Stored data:
»»

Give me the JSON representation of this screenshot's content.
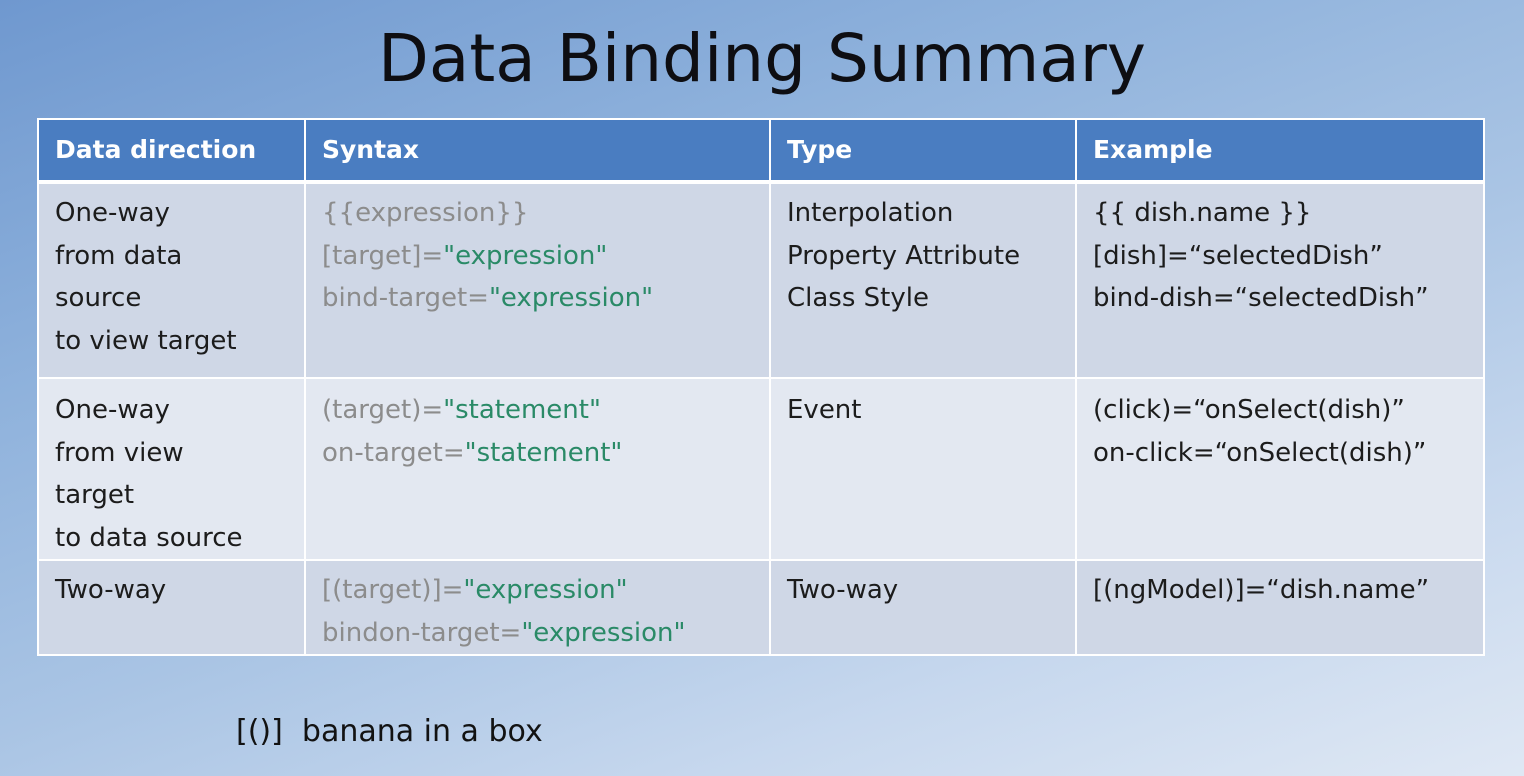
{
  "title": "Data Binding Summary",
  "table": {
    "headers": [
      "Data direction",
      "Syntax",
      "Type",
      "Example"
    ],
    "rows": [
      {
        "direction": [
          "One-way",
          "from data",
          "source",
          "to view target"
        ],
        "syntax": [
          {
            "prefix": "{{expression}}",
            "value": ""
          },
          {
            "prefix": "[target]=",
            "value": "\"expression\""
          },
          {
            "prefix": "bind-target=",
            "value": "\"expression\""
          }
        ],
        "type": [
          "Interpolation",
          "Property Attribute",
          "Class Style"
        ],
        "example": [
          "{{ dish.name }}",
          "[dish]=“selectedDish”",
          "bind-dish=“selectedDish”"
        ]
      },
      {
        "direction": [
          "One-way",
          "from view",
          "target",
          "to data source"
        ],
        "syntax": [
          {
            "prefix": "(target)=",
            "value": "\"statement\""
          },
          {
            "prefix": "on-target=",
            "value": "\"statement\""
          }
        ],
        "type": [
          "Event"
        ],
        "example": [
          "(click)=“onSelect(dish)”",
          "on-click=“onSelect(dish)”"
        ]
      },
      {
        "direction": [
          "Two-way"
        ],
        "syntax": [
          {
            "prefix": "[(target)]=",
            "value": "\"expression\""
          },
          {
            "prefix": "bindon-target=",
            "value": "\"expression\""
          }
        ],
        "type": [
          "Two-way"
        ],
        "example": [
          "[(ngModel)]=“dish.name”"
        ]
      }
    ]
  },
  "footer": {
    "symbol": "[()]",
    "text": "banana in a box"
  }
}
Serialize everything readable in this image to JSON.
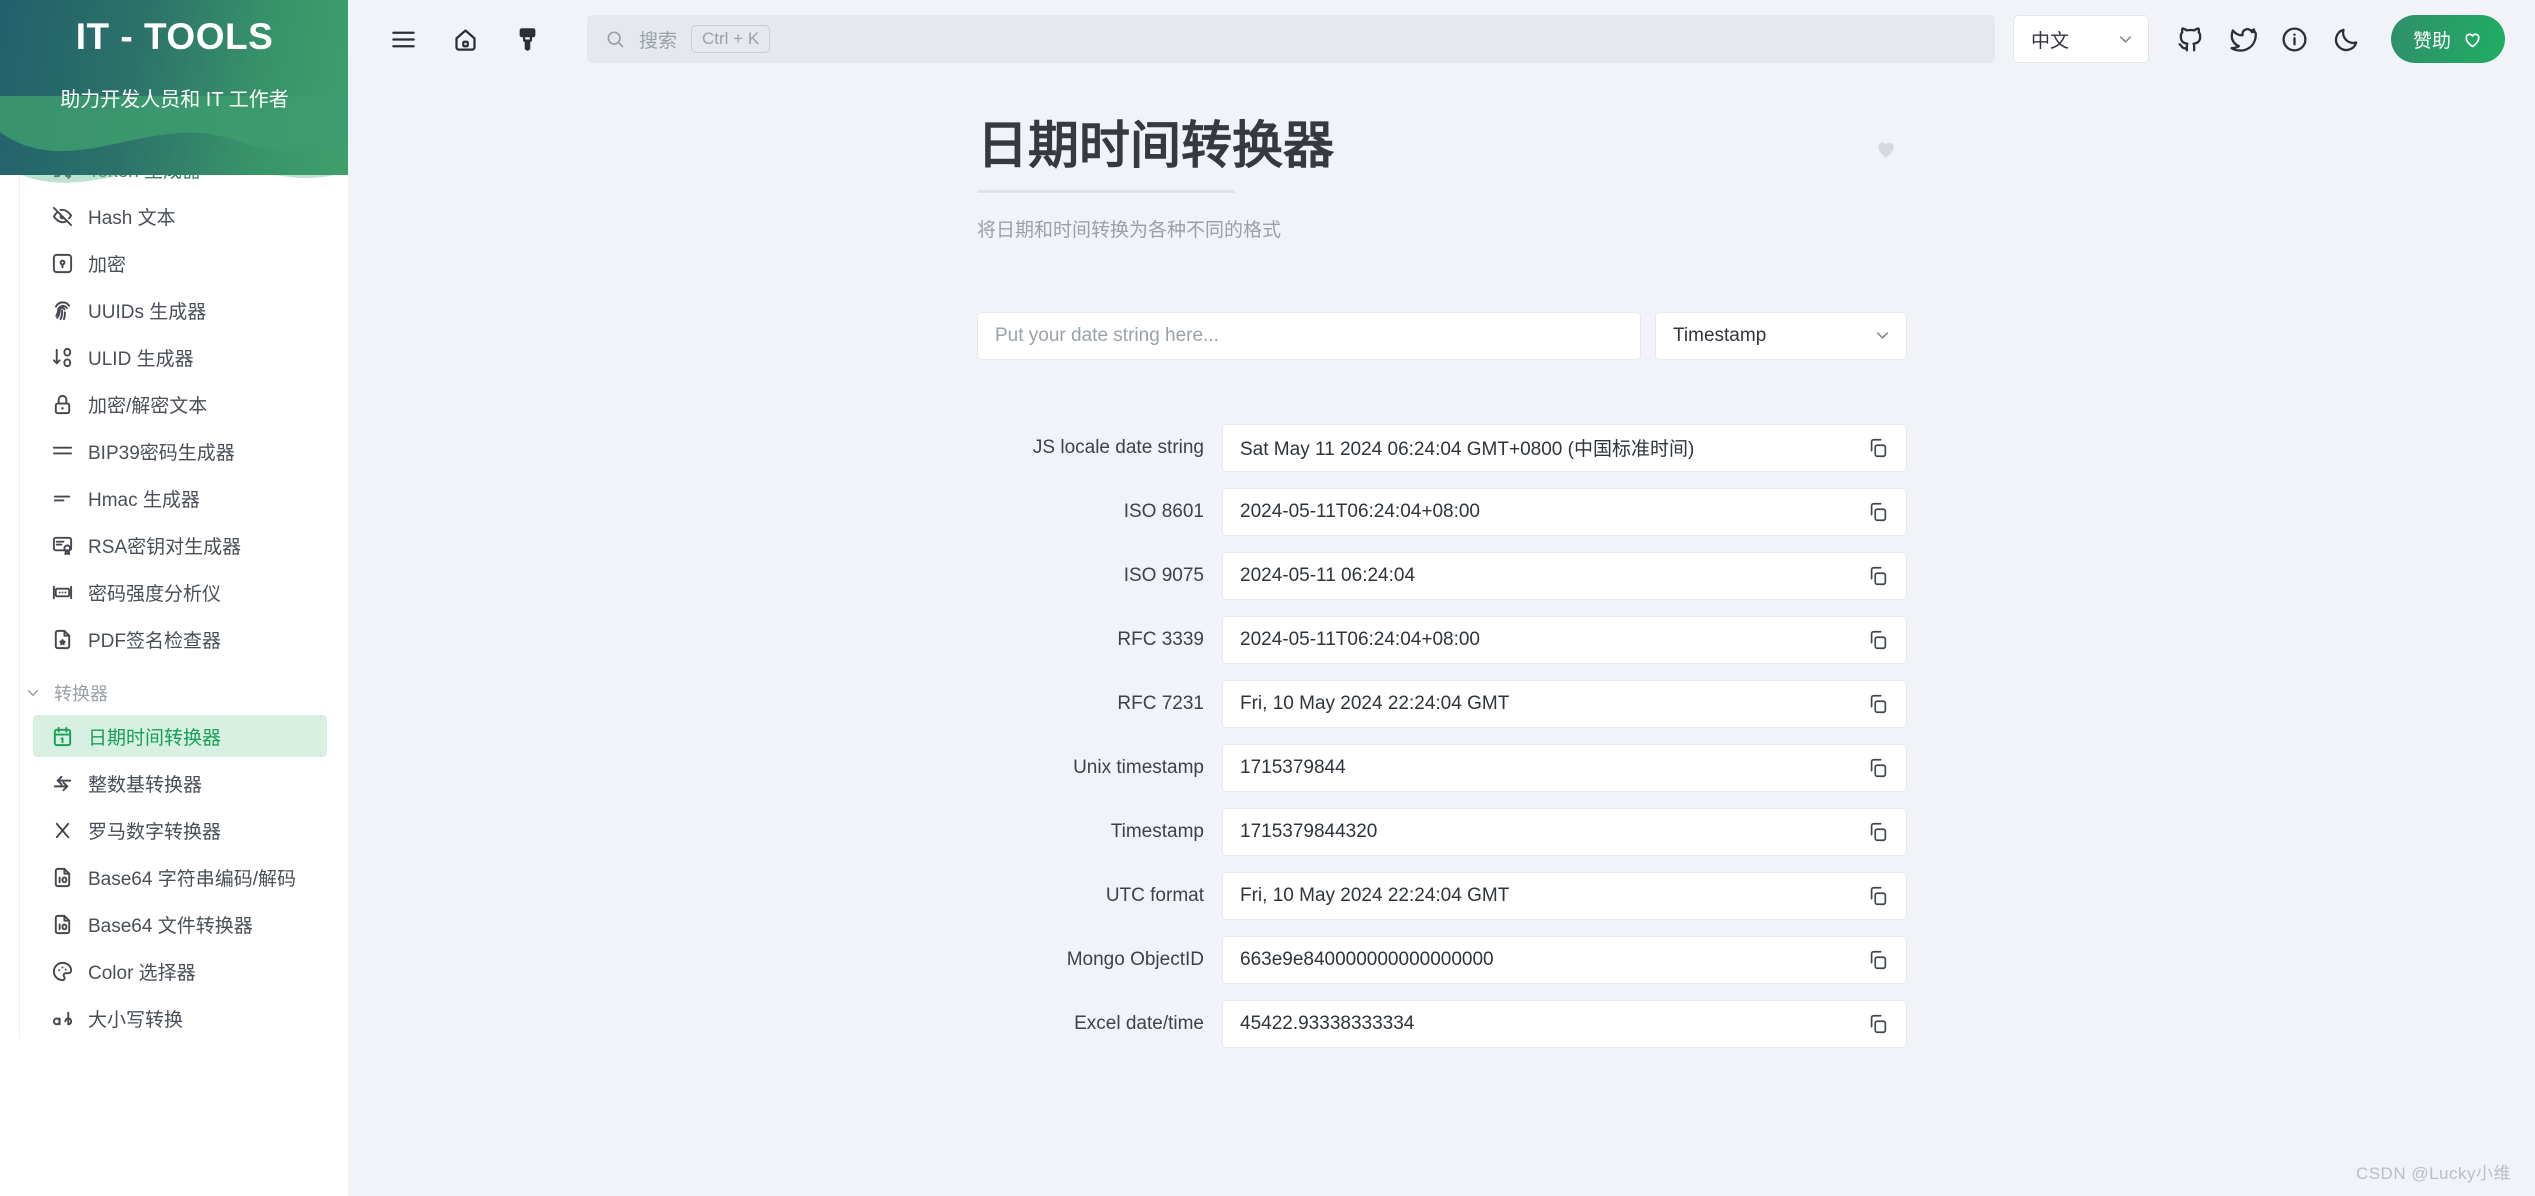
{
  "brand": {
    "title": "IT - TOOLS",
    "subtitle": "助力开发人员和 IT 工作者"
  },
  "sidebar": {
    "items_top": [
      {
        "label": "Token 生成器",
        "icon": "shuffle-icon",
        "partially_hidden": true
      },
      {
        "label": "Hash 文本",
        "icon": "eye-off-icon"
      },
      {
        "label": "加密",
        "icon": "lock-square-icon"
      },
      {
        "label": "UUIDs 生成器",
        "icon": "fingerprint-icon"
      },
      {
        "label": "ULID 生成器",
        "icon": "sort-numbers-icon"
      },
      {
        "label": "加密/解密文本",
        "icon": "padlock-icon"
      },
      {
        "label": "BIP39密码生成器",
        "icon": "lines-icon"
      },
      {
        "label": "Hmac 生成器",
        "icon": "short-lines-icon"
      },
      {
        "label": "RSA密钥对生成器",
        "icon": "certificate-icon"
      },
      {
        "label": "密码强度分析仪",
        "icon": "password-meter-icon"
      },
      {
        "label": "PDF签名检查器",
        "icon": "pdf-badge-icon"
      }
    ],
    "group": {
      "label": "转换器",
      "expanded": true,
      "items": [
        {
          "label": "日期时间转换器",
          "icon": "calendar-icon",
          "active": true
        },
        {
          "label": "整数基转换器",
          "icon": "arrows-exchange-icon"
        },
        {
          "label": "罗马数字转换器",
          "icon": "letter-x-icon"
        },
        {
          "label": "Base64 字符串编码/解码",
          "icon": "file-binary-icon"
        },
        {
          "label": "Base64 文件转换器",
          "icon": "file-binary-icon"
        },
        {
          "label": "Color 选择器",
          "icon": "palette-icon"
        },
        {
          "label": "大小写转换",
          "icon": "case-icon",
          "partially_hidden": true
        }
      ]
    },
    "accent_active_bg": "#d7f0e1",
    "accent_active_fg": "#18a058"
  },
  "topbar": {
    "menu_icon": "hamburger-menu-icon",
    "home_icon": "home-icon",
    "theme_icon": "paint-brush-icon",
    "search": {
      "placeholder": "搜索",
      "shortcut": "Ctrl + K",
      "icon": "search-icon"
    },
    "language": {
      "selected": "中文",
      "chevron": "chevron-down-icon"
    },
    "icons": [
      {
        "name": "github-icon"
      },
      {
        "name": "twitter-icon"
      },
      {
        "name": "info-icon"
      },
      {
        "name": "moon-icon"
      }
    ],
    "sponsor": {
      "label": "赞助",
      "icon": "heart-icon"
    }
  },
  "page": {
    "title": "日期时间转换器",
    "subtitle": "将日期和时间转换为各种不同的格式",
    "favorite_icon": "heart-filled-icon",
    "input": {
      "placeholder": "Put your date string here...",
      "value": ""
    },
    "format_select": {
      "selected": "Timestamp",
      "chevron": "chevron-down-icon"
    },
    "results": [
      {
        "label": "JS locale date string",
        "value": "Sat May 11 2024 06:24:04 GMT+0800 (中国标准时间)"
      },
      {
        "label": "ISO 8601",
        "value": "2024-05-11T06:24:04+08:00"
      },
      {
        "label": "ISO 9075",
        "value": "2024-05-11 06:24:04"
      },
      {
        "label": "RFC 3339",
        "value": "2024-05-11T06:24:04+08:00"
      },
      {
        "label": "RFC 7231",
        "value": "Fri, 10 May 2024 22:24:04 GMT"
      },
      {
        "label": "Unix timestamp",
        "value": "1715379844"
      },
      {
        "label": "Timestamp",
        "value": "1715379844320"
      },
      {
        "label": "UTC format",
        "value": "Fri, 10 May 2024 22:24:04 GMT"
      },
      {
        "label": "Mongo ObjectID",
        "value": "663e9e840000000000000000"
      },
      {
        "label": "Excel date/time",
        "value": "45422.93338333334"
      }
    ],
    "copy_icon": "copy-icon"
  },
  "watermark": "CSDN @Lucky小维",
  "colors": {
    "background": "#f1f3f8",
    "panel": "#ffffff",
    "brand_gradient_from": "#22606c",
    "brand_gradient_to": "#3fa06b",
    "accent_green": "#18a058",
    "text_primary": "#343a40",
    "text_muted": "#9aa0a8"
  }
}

««

WHAT THE EXERCISE ASKS: Select from the material above each line in which the string "subtitle" appears, and list those lines.

FINISHED TASK:
    "subtitle": "助力开发人员和 IT 工作者"
    "subtitle": "将日期和时间转换为各种不同的格式",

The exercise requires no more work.